> **Data supplied**:

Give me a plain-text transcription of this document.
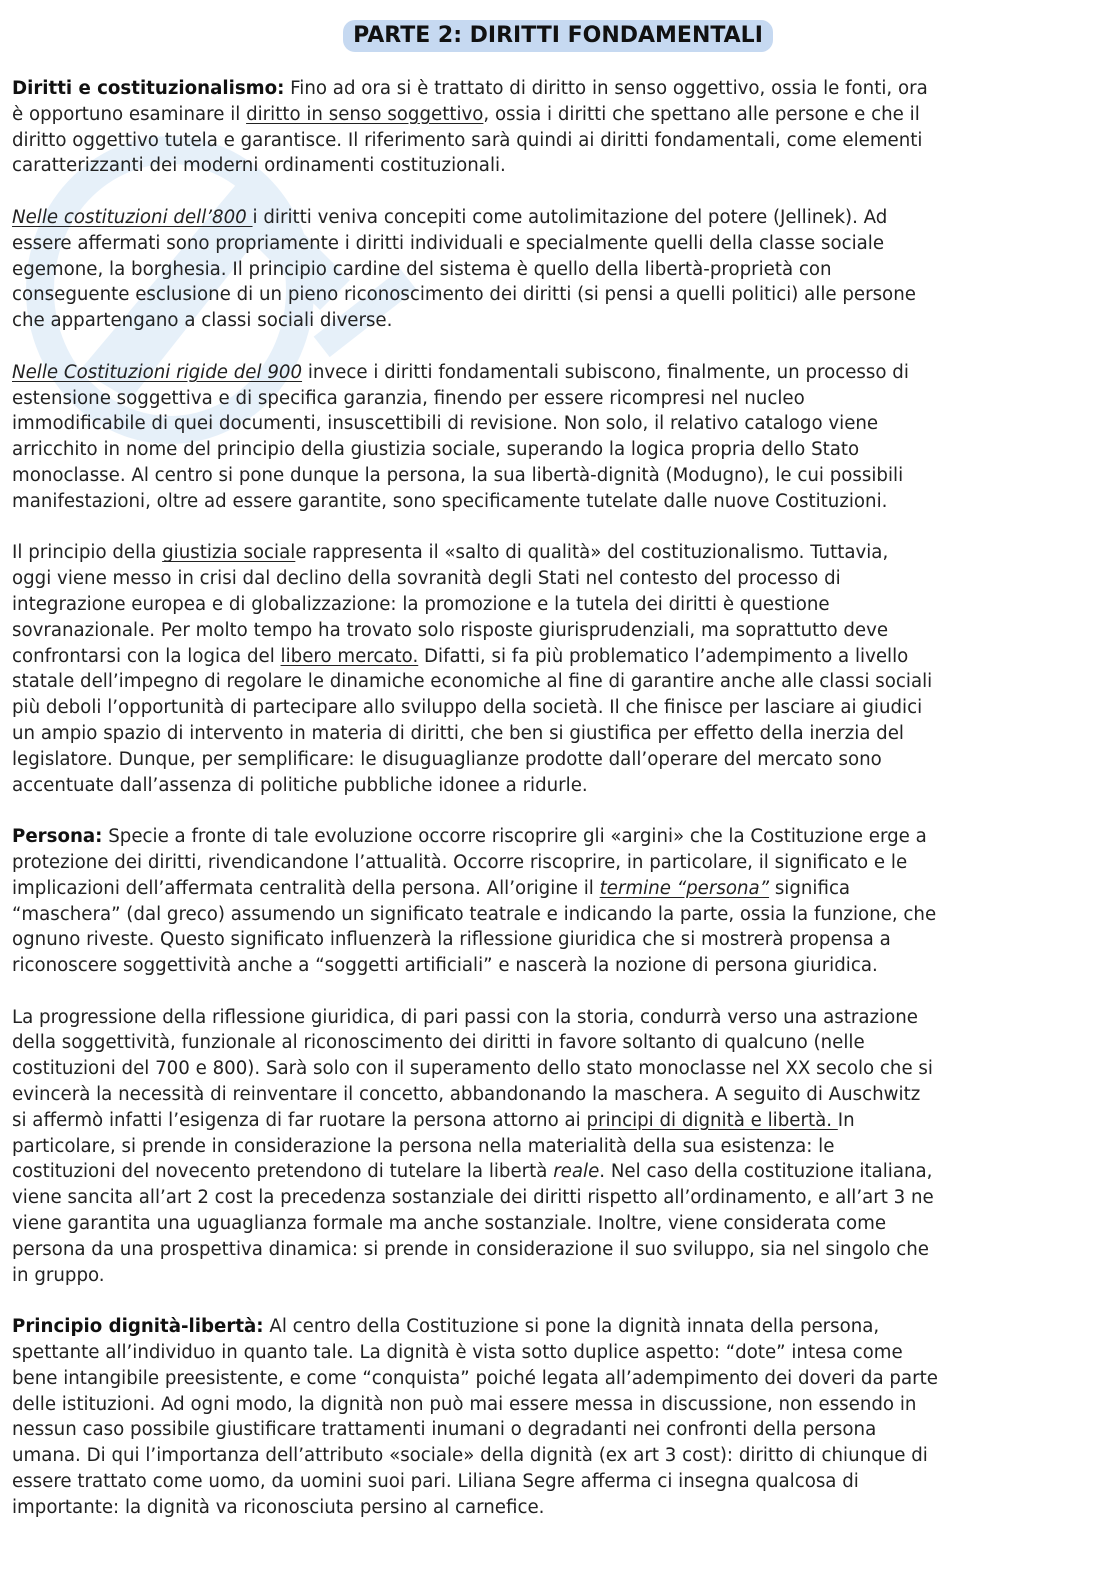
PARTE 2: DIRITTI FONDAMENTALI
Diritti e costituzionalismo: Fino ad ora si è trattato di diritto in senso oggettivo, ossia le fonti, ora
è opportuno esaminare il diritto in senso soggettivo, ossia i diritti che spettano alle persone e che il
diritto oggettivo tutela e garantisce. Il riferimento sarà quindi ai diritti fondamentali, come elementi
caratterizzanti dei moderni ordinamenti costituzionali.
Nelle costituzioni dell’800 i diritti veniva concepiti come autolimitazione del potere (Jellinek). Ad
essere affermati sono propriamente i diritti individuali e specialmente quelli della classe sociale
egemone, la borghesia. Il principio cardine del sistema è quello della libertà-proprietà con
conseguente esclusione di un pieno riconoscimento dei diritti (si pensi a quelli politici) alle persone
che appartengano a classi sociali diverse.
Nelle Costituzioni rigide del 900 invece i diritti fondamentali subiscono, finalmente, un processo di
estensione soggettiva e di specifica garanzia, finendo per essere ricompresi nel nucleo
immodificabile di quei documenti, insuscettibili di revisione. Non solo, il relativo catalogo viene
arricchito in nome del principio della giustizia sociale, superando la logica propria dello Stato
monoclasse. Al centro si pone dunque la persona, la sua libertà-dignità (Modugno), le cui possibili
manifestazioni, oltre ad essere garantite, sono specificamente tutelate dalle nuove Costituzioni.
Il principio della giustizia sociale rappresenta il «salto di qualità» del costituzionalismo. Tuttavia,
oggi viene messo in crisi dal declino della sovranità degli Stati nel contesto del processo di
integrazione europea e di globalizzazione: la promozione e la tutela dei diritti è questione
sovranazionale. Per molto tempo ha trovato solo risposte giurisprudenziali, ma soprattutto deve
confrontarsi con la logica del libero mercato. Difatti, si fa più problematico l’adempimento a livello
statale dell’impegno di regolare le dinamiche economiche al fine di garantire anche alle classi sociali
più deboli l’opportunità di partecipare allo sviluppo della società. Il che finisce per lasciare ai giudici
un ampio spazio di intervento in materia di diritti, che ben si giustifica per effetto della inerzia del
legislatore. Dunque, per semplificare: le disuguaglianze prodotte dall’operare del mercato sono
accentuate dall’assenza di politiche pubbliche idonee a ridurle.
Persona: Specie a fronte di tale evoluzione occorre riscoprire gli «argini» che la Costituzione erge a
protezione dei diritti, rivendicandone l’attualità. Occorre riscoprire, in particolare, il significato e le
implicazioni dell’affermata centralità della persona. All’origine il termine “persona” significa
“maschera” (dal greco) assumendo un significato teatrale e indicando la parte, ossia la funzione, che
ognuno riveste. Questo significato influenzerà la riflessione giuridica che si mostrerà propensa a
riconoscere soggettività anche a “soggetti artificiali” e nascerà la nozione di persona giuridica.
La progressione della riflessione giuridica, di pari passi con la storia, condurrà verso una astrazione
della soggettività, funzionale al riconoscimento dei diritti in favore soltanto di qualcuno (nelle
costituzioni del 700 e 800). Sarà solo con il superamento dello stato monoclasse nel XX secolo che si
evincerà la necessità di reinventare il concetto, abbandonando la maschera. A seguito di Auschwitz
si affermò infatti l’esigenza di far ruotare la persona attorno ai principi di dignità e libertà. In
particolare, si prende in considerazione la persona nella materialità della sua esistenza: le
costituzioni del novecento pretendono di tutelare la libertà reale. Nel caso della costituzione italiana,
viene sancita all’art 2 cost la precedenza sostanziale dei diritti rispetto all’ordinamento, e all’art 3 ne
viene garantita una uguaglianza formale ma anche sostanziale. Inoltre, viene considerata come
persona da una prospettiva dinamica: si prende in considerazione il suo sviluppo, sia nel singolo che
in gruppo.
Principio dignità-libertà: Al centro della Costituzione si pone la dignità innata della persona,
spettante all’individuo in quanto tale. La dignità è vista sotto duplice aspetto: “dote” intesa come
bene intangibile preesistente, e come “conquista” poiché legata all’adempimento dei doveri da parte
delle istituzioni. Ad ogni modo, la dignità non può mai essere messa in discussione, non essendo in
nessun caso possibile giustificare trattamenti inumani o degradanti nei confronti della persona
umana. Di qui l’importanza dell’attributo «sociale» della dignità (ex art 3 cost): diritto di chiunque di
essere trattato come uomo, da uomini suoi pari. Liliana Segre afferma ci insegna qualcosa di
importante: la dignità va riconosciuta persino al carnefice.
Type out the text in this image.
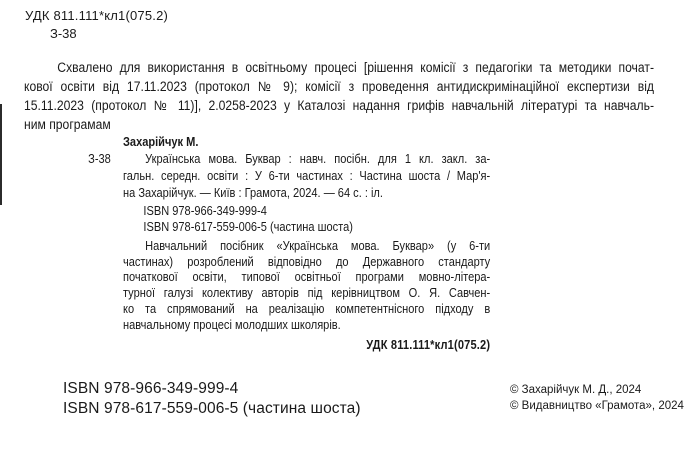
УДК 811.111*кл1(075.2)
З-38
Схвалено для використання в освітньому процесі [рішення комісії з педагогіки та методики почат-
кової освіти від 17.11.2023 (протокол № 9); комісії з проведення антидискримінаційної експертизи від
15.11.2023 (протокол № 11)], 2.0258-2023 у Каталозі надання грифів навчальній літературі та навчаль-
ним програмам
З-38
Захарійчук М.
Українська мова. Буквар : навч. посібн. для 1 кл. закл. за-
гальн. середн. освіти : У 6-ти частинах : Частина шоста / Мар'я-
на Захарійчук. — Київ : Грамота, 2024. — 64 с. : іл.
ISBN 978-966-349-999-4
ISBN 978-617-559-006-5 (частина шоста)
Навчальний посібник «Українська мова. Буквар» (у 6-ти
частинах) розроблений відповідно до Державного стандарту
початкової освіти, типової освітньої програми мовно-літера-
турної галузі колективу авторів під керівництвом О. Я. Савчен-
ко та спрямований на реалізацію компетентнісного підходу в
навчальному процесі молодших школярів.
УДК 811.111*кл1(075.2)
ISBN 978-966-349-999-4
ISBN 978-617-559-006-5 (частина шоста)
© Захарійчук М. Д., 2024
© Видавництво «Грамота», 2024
...
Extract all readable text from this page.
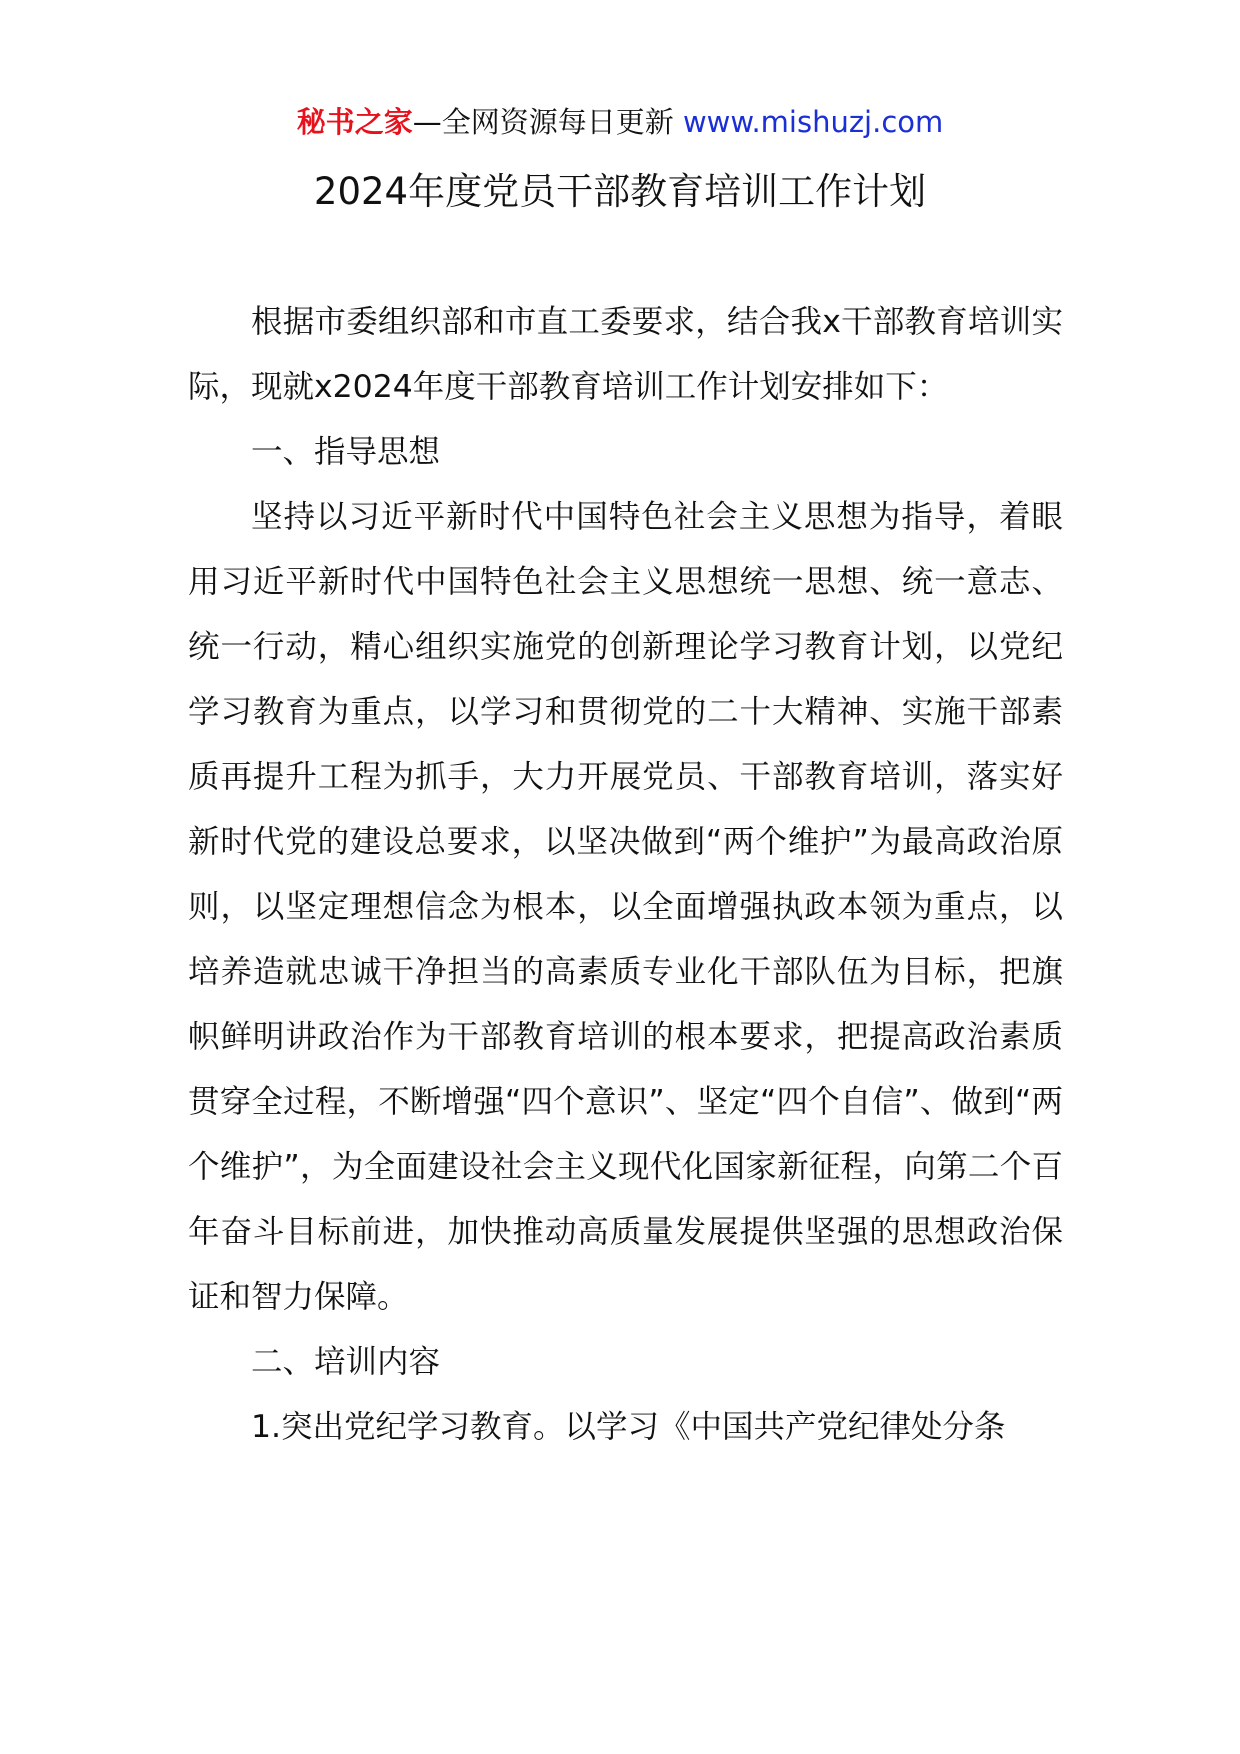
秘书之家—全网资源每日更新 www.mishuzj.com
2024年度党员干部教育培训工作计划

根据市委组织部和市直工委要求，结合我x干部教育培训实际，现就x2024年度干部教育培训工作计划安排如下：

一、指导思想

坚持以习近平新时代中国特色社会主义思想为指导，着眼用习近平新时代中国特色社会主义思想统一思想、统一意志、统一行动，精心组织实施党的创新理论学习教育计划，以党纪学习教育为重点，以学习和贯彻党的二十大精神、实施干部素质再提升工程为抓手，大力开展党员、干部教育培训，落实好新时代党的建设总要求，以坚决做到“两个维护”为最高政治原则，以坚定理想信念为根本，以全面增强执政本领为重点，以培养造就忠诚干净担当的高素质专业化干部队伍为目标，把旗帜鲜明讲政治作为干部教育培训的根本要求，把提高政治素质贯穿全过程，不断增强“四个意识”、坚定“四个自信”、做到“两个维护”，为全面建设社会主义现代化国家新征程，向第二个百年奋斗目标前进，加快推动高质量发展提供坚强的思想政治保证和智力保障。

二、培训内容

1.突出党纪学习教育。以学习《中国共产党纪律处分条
...
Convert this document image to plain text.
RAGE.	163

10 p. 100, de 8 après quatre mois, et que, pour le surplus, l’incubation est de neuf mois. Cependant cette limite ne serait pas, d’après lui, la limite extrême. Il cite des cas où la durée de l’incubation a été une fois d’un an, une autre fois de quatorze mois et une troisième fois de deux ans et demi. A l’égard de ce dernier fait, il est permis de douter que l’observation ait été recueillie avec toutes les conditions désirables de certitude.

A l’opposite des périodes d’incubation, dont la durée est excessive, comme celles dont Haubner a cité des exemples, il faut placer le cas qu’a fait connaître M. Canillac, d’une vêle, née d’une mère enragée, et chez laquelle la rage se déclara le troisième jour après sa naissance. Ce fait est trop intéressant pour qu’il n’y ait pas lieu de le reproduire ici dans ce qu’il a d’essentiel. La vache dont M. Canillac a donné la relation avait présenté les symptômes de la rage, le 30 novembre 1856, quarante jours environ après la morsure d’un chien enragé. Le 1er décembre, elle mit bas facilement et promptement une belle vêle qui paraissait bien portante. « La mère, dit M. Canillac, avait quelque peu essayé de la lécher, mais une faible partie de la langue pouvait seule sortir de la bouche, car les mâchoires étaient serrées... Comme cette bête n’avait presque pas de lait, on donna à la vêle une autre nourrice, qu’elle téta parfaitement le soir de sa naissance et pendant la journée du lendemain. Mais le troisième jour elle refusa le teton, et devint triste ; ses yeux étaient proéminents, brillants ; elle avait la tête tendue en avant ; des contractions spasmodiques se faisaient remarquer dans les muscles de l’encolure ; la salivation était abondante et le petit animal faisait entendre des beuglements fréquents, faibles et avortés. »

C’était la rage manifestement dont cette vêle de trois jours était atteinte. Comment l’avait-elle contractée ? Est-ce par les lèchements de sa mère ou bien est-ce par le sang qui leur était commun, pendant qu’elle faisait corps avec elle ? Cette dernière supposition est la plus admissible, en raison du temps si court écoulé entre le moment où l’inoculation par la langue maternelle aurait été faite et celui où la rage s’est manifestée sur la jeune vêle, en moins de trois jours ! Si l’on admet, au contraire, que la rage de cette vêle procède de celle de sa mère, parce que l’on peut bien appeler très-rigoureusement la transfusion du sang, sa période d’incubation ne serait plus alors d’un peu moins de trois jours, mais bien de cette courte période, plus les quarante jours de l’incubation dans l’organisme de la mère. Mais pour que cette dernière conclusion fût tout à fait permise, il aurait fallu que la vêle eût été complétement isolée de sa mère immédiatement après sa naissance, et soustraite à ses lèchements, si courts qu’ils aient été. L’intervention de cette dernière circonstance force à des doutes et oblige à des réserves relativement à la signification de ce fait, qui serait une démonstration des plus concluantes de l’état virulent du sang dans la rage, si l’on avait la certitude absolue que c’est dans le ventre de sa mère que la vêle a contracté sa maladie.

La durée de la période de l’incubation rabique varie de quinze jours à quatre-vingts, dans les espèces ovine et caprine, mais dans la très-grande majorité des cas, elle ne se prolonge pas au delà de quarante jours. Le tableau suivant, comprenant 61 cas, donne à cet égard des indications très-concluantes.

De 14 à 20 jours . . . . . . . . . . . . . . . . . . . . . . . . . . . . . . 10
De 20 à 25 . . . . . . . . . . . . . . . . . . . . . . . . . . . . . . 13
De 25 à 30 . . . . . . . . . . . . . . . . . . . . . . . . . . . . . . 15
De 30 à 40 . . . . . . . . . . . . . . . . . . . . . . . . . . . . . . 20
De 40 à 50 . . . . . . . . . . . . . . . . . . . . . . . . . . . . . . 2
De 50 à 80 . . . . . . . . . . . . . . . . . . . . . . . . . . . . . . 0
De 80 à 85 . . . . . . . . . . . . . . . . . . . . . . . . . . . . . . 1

> **What is expected**: Find and copy each line above that includes the string "monoclasse".

> **Full output**:
monoclasse. Al centro si pone dunque la persona, la sua libertà-dignità (Modugno), le cui possibili
costituzioni del 700 e 800). Sarà solo con il superamento dello stato monoclasse nel XX secolo che si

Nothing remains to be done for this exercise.